State how many lines of the records below contain the word "Central", giving the number and nothing else.

___ Data for the task ___

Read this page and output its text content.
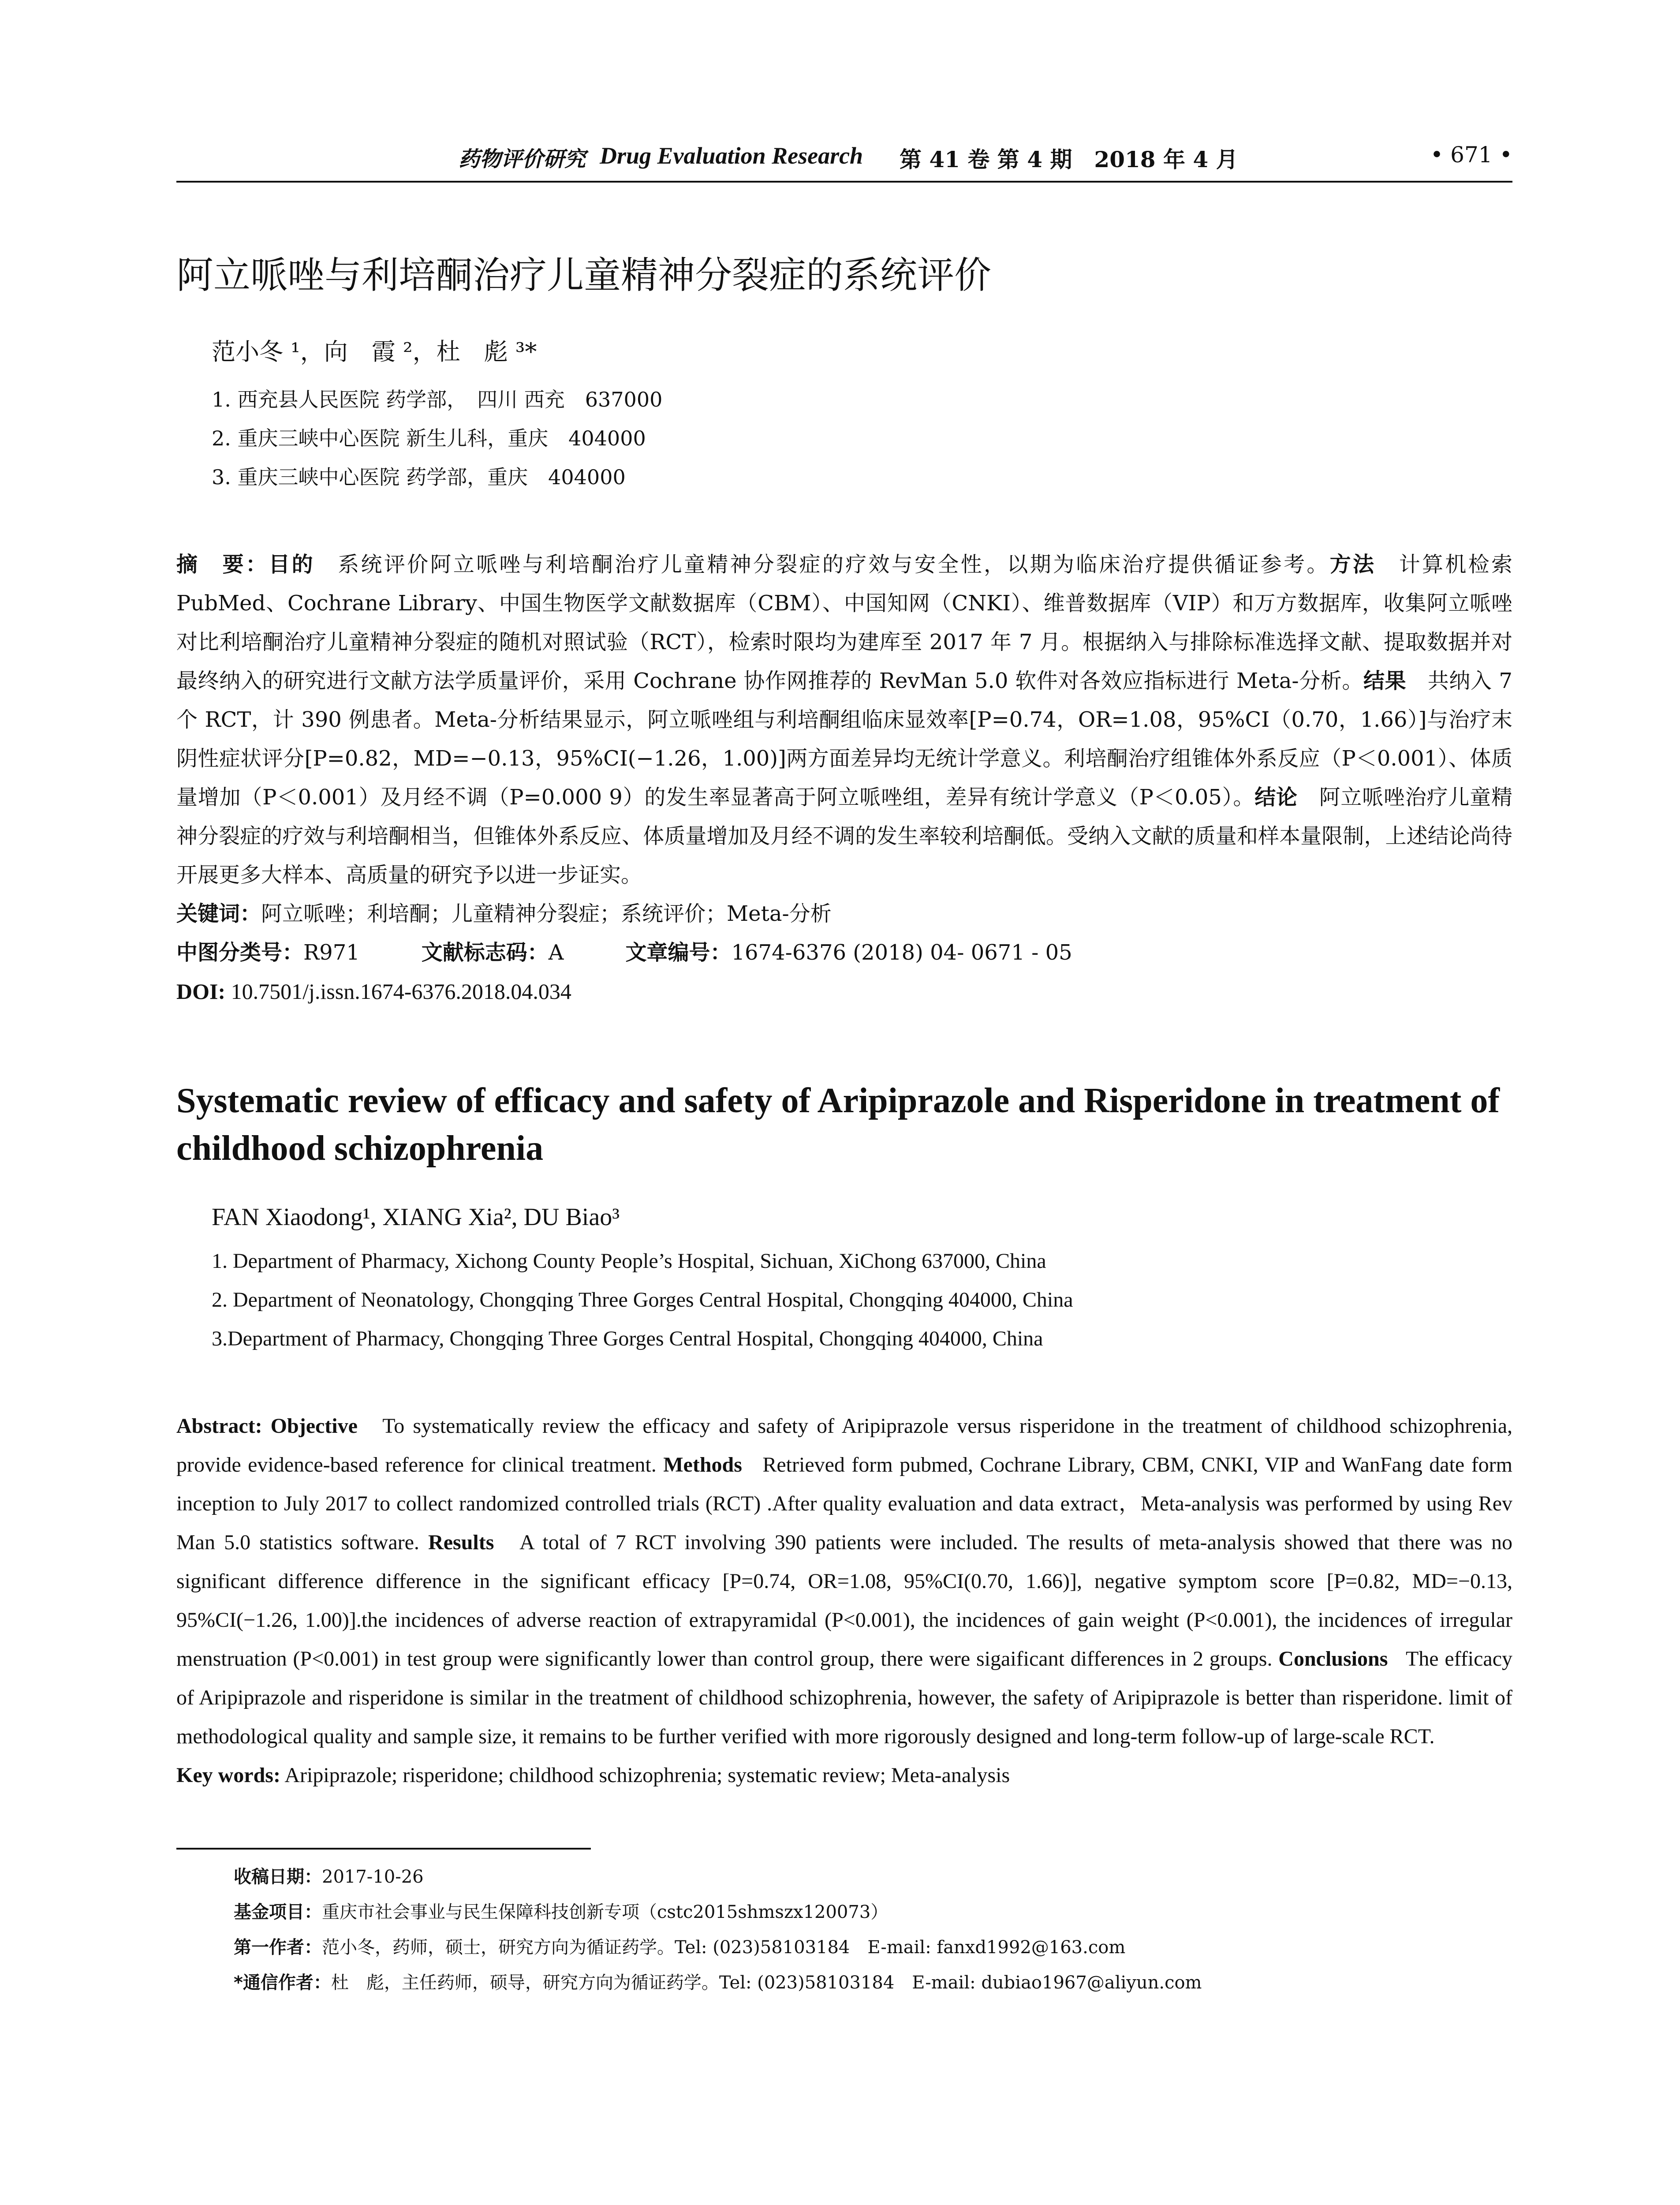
药物评价研究 Drug Evaluation Research 第 41 卷 第 4 期　2018 年 4 月	• 671 •
阿立哌唑与利培酮治疗儿童精神分裂症的系统评价
范小冬 ¹，向　霞 ²，杜　彪 ³*
1. 西充县人民医院 药学部，　四川 西充　637000
2. 重庆三峡中心医院 新生儿科，重庆　404000
3. 重庆三峡中心医院 药学部，重庆　404000
摘　要：目的　 系统评价阿立哌唑与利培酮治疗儿童精神分裂症的疗效与安全性，以期为临床治疗提供循证参考。方法　 计算机检索 PubMed、Cochrane Library、中国生物医学文献数据库（CBM）、中国知网（CNKI）、维普数据库（VIP）和万方数据库，收集阿立哌唑对比利培酮治疗儿童精神分裂症的随机对照试验（RCT），检索时限均为建库至 2017 年 7 月。根据纳入与排除标准选择文献、提取数据并对最终纳入的研究进行文献方法学质量评价，采用 Cochrane 协作网推荐的 RevMan 5.0 软件对各效应指标进行 Meta-分析。结果　 共纳入 7 个 RCT，计 390 例患者。Meta-分析结果显示，阿立哌唑组与利培酮组临床显效率[P=0.74，OR=1.08，95%CI（0.70，1.66）]与治疗末阴性症状评分[P=0.82，MD=−0.13，95%CI(−1.26，1.00)]两方面差异均无统计学意义。利培酮治疗组锥体外系反应（P＜0.001）、体质量增加（P＜0.001）及月经不调（P=0.000 9）的发生率显著高于阿立哌唑组，差异有统计学意义（P＜0.05）。结论　 阿立哌唑治疗儿童精神分裂症的疗效与利培酮相当，但锥体外系反应、体质量增加及月经不调的发生率较利培酮低。受纳入文献的质量和样本量限制，上述结论尚待开展更多大样本、高质量的研究予以进一步证实。
关键词：阿立哌唑；利培酮；儿童精神分裂症；系统评价；Meta-分析
中图分类号：R971	文献标志码：A	文章编号：1674-6376 (2018) 04- 0671 - 05
DOI: 10.7501/j.issn.1674-6376.2018.04.034
Systematic review of efficacy and safety of Aripiprazole and Risperidone in treatment of childhood schizophrenia
FAN Xiaodong¹, XIANG Xia², DU Biao³
1. Department of Pharmacy, Xichong County People’s Hospital, Sichuan, XiChong 637000, China
2. Department of Neonatology, Chongqing Three Gorges Central Hospital, Chongqing 404000, China
3.Department of Pharmacy, Chongqing Three Gorges Central Hospital, Chongqing 404000, China
Abstract: Objective To systematically review the efficacy and safety of Aripiprazole versus risperidone in the treatment of childhood schizophrenia, provide evidence-based reference for clinical treatment. Methods Retrieved form pubmed, Cochrane Library, CBM, CNKI, VIP and WanFang date form inception to July 2017 to collect randomized controlled trials (RCT) .After quality evaluation and data extract，Meta-analysis was performed by using Rev Man 5.0 statistics software. Results A total of 7 RCT involving 390 patients were included. The results of meta-analysis showed that there was no significant difference difference in the significant efficacy [P=0.74, OR=1.08, 95%CI(0.70, 1.66)], negative symptom score [P=0.82, MD=−0.13, 95%CI(−1.26, 1.00)].the incidences of adverse reaction of extrapyramidal (P<0.001), the incidences of gain weight (P<0.001), the incidences of irregular menstruation (P<0.001) in test group were significantly lower than control group, there were sigaificant differences in 2 groups. Conclusions The efficacy of Aripiprazole and risperidone is similar in the treatment of childhood schizophrenia, however, the safety of Aripiprazole is better than risperidone. limit of methodological quality and sample size, it remains to be further verified with more rigorously designed and long-term follow-up of large-scale RCT.
Key words: Aripiprazole; risperidone; childhood schizophrenia; systematic review; Meta-analysis
收稿日期：2017-10-26
基金项目：重庆市社会事业与民生保障科技创新专项（cstc2015shmszx120073）
第一作者：范小冬，药师，硕士，研究方向为循证药学。Tel: (023)58103184　E-mail: fanxd1992@163.com
*通信作者：杜　彪，主任药师，硕导，研究方向为循证药学。Tel: (023)58103184　E-mail: dubiao1967@aliyun.com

___

**Output for this task**
2